TASK DETAILS: For the listing underneath, give the count of lines containing the string "chính" and nothing further.

Figure record extracts:

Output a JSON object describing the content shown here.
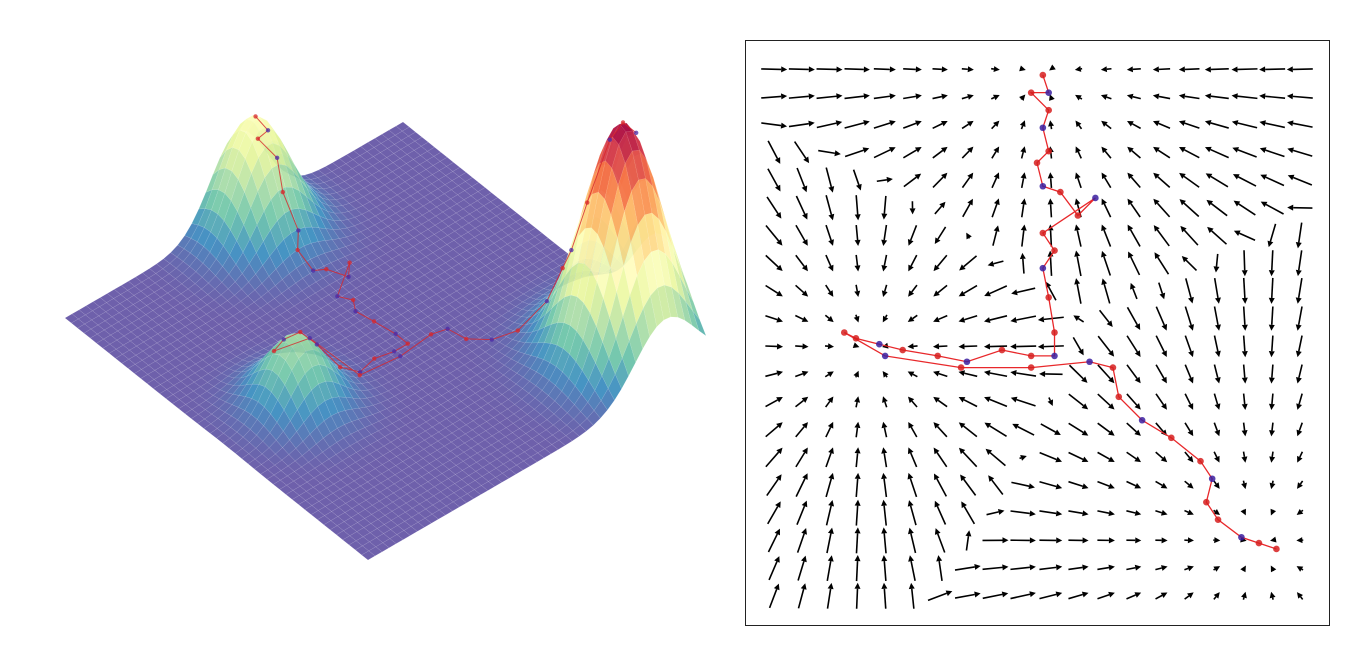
{
  "chart_data": [
    {
      "type": "surface",
      "peaks": [
        {
          "x": 0.51,
          "y": 0.94,
          "height": 0.5,
          "spread": 0.08
        },
        {
          "x": 0.21,
          "y": 0.47,
          "height": 0.3,
          "spread": 0.07
        },
        {
          "x": 0.88,
          "y": 0.14,
          "height": 1.0,
          "spread": 0.09
        }
      ],
      "trajectory": {
        "color": "#d7262b",
        "marker_color": "#4a2aa8",
        "x": [
          0.51,
          0.52,
          0.49,
          0.52,
          0.51,
          0.52,
          0.5,
          0.51,
          0.54,
          0.57,
          0.6,
          0.51,
          0.53,
          0.51,
          0.52,
          0.53,
          0.53,
          0.49,
          0.44,
          0.38,
          0.33,
          0.27,
          0.23,
          0.19,
          0.17,
          0.24,
          0.37,
          0.49,
          0.59,
          0.63,
          0.64,
          0.68,
          0.73,
          0.78,
          0.8,
          0.79,
          0.81,
          0.85,
          0.88,
          0.91
        ],
        "y": [
          0.94,
          0.91,
          0.91,
          0.88,
          0.85,
          0.81,
          0.79,
          0.75,
          0.74,
          0.7,
          0.73,
          0.67,
          0.64,
          0.61,
          0.56,
          0.5,
          0.46,
          0.46,
          0.47,
          0.45,
          0.46,
          0.47,
          0.48,
          0.49,
          0.5,
          0.46,
          0.44,
          0.44,
          0.45,
          0.44,
          0.39,
          0.35,
          0.32,
          0.28,
          0.25,
          0.21,
          0.18,
          0.15,
          0.14,
          0.13
        ]
      }
    },
    {
      "type": "quiver",
      "xlim": [
        0,
        1
      ],
      "ylim": [
        0,
        1
      ],
      "peaks": [
        {
          "x": 0.51,
          "y": 0.94,
          "height": 0.5,
          "spread": 0.08
        },
        {
          "x": 0.21,
          "y": 0.47,
          "height": 0.3,
          "spread": 0.07
        },
        {
          "x": 0.88,
          "y": 0.14,
          "height": 1.0,
          "spread": 0.09
        }
      ],
      "arrow_color": "#000000",
      "trajectory": {
        "color": "#e8282b",
        "marker_color": "#d61f1f",
        "x": [
          0.51,
          0.52,
          0.49,
          0.52,
          0.51,
          0.52,
          0.5,
          0.51,
          0.54,
          0.57,
          0.6,
          0.51,
          0.53,
          0.51,
          0.52,
          0.53,
          0.53,
          0.49,
          0.44,
          0.38,
          0.33,
          0.27,
          0.23,
          0.19,
          0.17,
          0.24,
          0.37,
          0.49,
          0.59,
          0.63,
          0.64,
          0.68,
          0.73,
          0.78,
          0.8,
          0.79,
          0.81,
          0.85,
          0.88,
          0.91
        ],
        "y": [
          0.94,
          0.91,
          0.91,
          0.88,
          0.85,
          0.81,
          0.79,
          0.75,
          0.74,
          0.7,
          0.73,
          0.67,
          0.64,
          0.61,
          0.56,
          0.5,
          0.46,
          0.46,
          0.47,
          0.45,
          0.46,
          0.47,
          0.48,
          0.49,
          0.5,
          0.46,
          0.44,
          0.44,
          0.45,
          0.44,
          0.39,
          0.35,
          0.32,
          0.28,
          0.25,
          0.21,
          0.18,
          0.15,
          0.14,
          0.13
        ]
      }
    }
  ]
}
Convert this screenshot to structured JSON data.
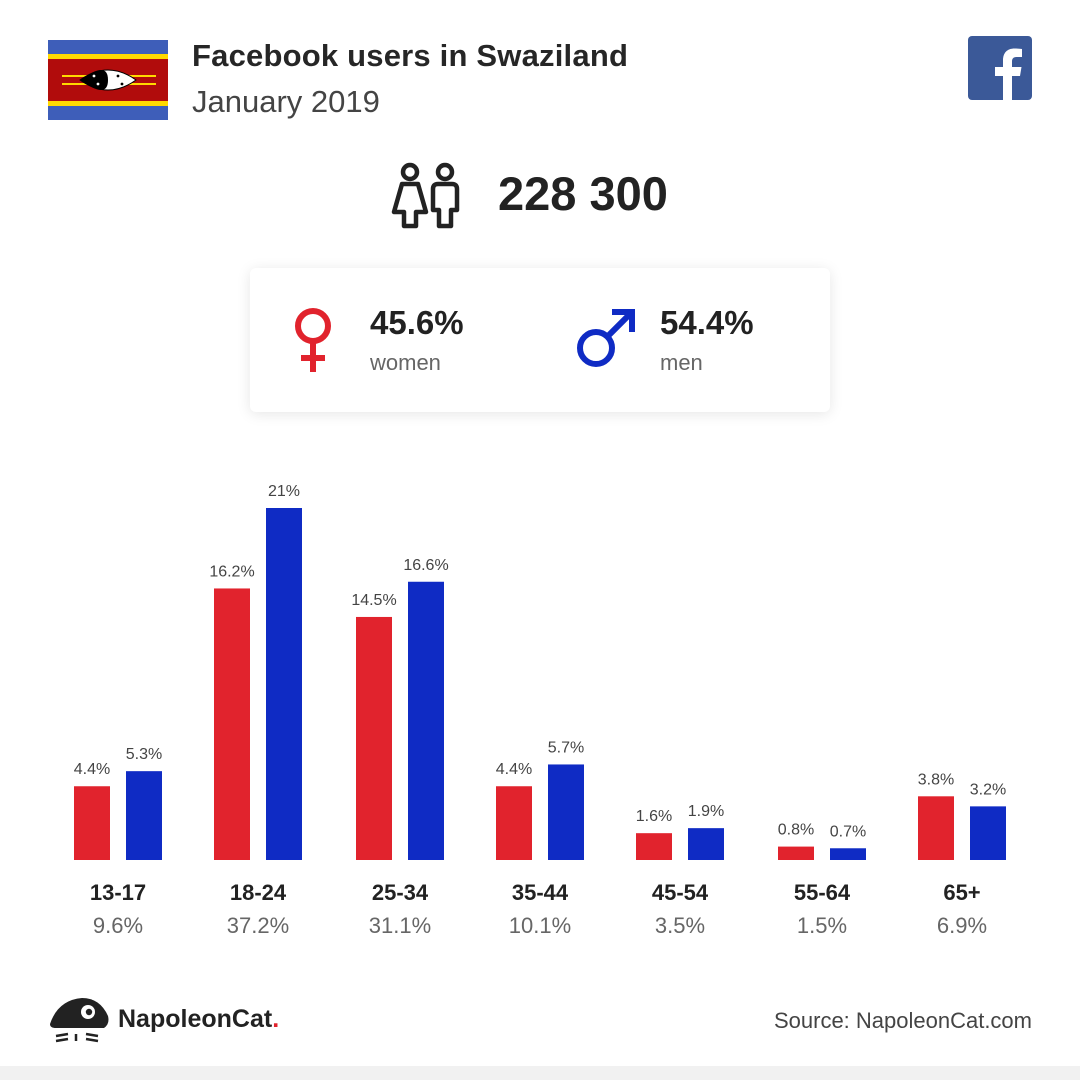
{
  "header": {
    "title": "Facebook users in Swaziland",
    "subtitle": "January 2019"
  },
  "total": {
    "value": "228 300"
  },
  "gender": {
    "women_pct": "45.6%",
    "women_label": "women",
    "men_pct": "54.4%",
    "men_label": "men"
  },
  "colors": {
    "women": "#e1232d",
    "men": "#0f2bc4",
    "facebook": "#3b5998"
  },
  "chart_data": {
    "type": "bar",
    "categories": [
      "13-17",
      "18-24",
      "25-34",
      "35-44",
      "45-54",
      "55-64",
      "65+"
    ],
    "category_totals": [
      "9.6%",
      "37.2%",
      "31.1%",
      "10.1%",
      "3.5%",
      "1.5%",
      "6.9%"
    ],
    "series": [
      {
        "values": [
          4.4,
          16.2,
          14.5,
          4.4,
          1.6,
          0.8,
          3.8
        ],
        "labels": [
          "4.4%",
          "16.2%",
          "14.5%",
          "4.4%",
          "1.6%",
          "0.8%",
          "3.8%"
        ],
        "color": "#e1232d"
      },
      {
        "values": [
          5.3,
          21,
          16.6,
          5.7,
          1.9,
          0.7,
          3.2
        ],
        "labels": [
          "5.3%",
          "21%",
          "16.6%",
          "5.7%",
          "1.9%",
          "0.7%",
          "3.2%"
        ],
        "color": "#0f2bc4"
      }
    ],
    "ylim": [
      0,
      21
    ],
    "grid": false,
    "legend": "none"
  },
  "footer": {
    "brand": "NapoleonCat",
    "brand_dot": ".",
    "source": "Source: NapoleonCat.com"
  }
}
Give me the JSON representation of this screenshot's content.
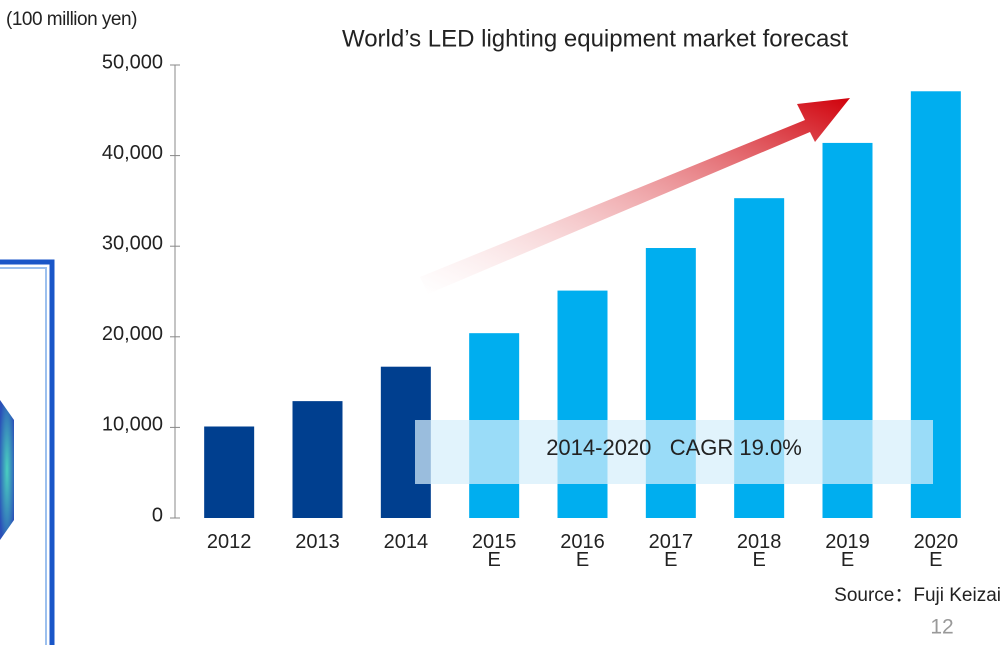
{
  "chart_data": {
    "type": "bar",
    "title": "World’s LED lighting equipment market forecast",
    "y_axis_label": "(100 million yen)",
    "categories": [
      "2012",
      "2013",
      "2014",
      "2015\nE",
      "2016\nE",
      "2017\nE",
      "2018\nE",
      "2019\nE",
      "2020\nE"
    ],
    "values": [
      10100,
      12900,
      16700,
      20400,
      25100,
      29800,
      35300,
      41400,
      47100
    ],
    "colors": [
      "#003f8f",
      "#003f8f",
      "#003f8f",
      "#00aeef",
      "#00aeef",
      "#00aeef",
      "#00aeef",
      "#00aeef",
      "#00aeef"
    ],
    "ylim": [
      0,
      50000
    ],
    "yticks": [
      0,
      {
        "value": 10000,
        "label": "10,000"
      },
      {
        "value": 20000,
        "label": "20,000"
      },
      {
        "value": 30000,
        "label": "30,000"
      },
      {
        "value": 40000,
        "label": "40,000"
      },
      {
        "value": 50000,
        "label": "50,000"
      }
    ],
    "annotation": "2014-2020   CAGR 19.0%",
    "source": "Source：Fuji Keizai",
    "page_number": "12"
  }
}
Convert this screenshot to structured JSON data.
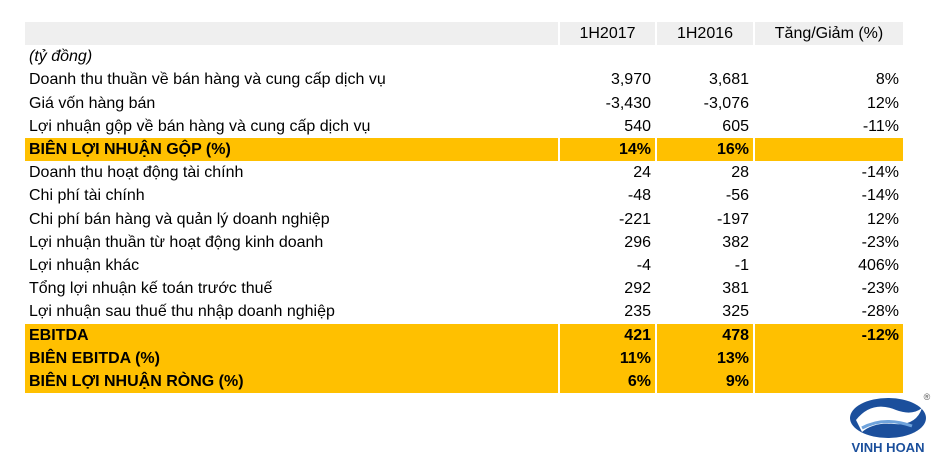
{
  "table": {
    "header": [
      "",
      "1H2017",
      "1H2016",
      "Tăng/Giảm (%)"
    ],
    "unit": "(tỷ đồng)",
    "highlight_color": "#ffc000",
    "rows": [
      {
        "cells": [
          "Doanh thu thuần về bán hàng và cung cấp dịch vụ",
          "3,970",
          "3,681",
          "8%"
        ]
      },
      {
        "cells": [
          "Giá vốn hàng bán",
          "-3,430",
          "-3,076",
          "12%"
        ]
      },
      {
        "cells": [
          "Lợi nhuận gộp về bán hàng và cung cấp dịch vụ",
          "540",
          "605",
          "-11%"
        ]
      },
      {
        "cells": [
          "BIÊN LỢI NHUẬN GỘP (%)",
          "14%",
          "16%",
          ""
        ],
        "highlight": true
      },
      {
        "cells": [
          "Doanh thu hoạt động tài chính",
          "24",
          "28",
          "-14%"
        ]
      },
      {
        "cells": [
          "Chi phí tài chính",
          "-48",
          "-56",
          "-14%"
        ]
      },
      {
        "cells": [
          "Chi phí bán hàng và quản lý doanh nghiệp",
          "-221",
          "-197",
          "12%"
        ]
      },
      {
        "cells": [
          "Lợi nhuận thuần từ hoạt động kinh doanh",
          "296",
          "382",
          "-23%"
        ]
      },
      {
        "cells": [
          "Lợi nhuận khác",
          "-4",
          "-1",
          "406%"
        ]
      },
      {
        "cells": [
          "Tổng lợi nhuận kế toán trước thuế",
          "292",
          "381",
          "-23%"
        ]
      },
      {
        "cells": [
          "Lợi nhuận sau thuế thu nhập doanh nghiệp",
          "235",
          "325",
          "-28%"
        ]
      },
      {
        "cells": [
          "EBITDA",
          "421",
          "478",
          "-12%"
        ],
        "highlight": true
      },
      {
        "cells": [
          "BIÊN EBITDA (%)",
          "11%",
          "13%",
          ""
        ],
        "highlight": true
      },
      {
        "cells": [
          "BIÊN LỢI NHUẬN RÒNG (%)",
          "6%",
          "9%",
          ""
        ],
        "highlight": true
      }
    ]
  },
  "logo": {
    "name": "VINH HOAN",
    "mark": "®"
  }
}
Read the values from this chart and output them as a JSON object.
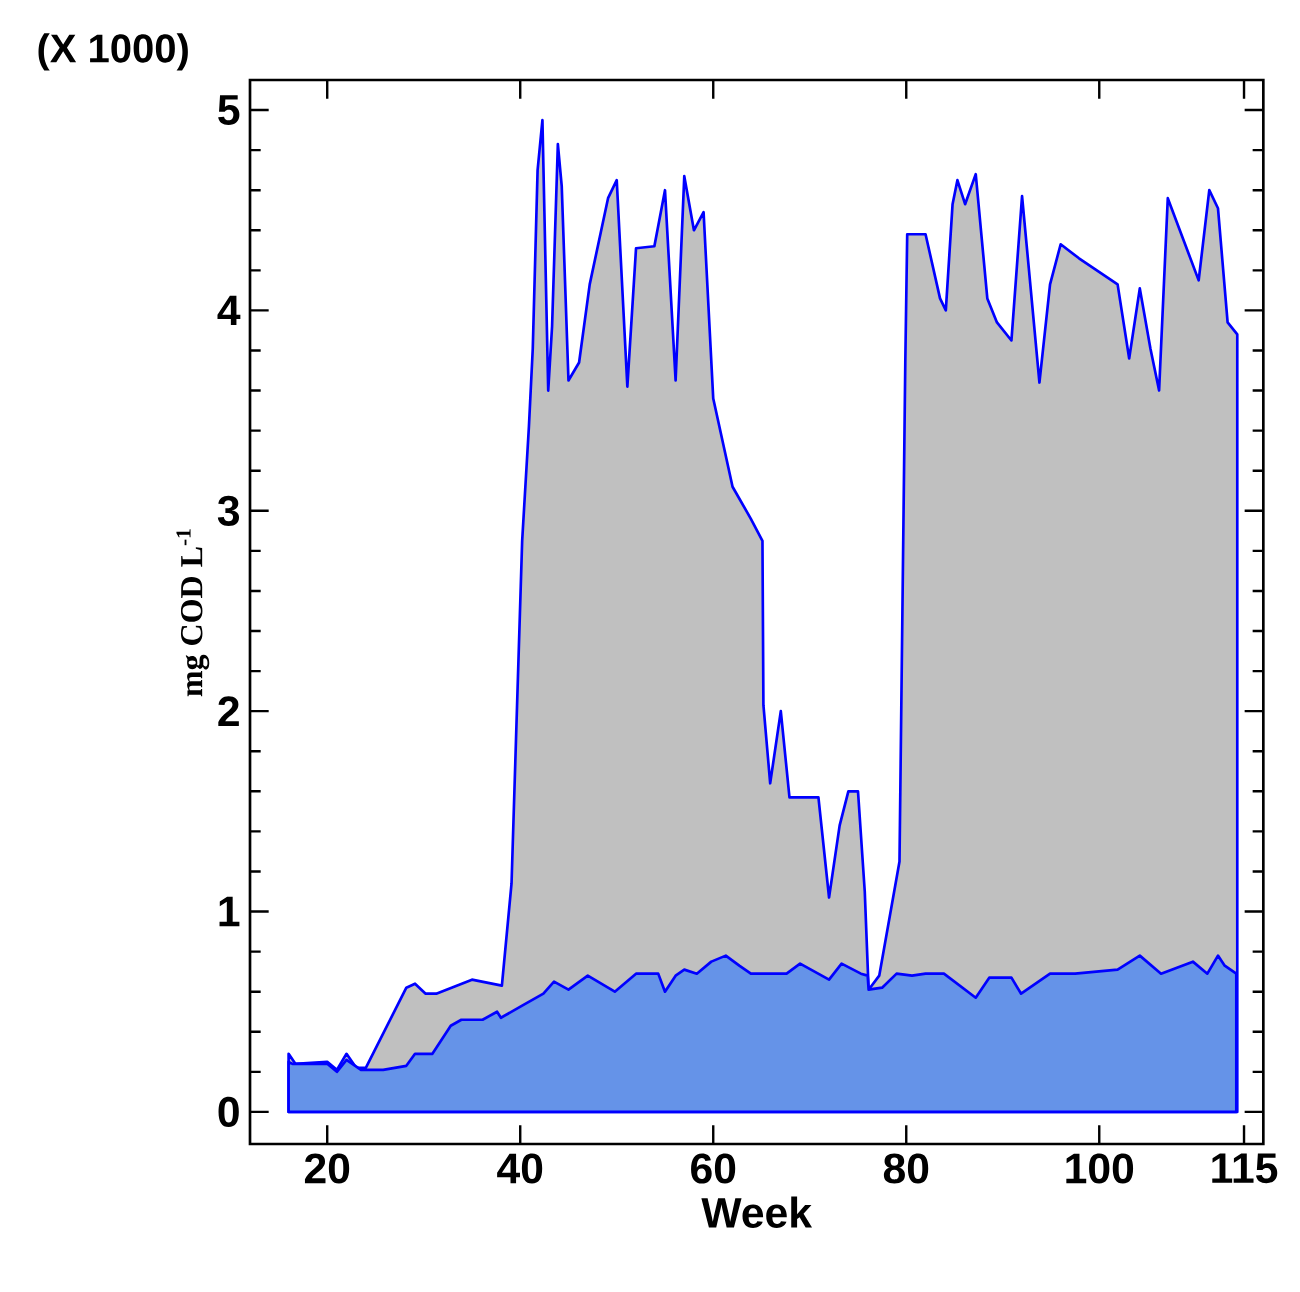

RESPONSE BELOW: 2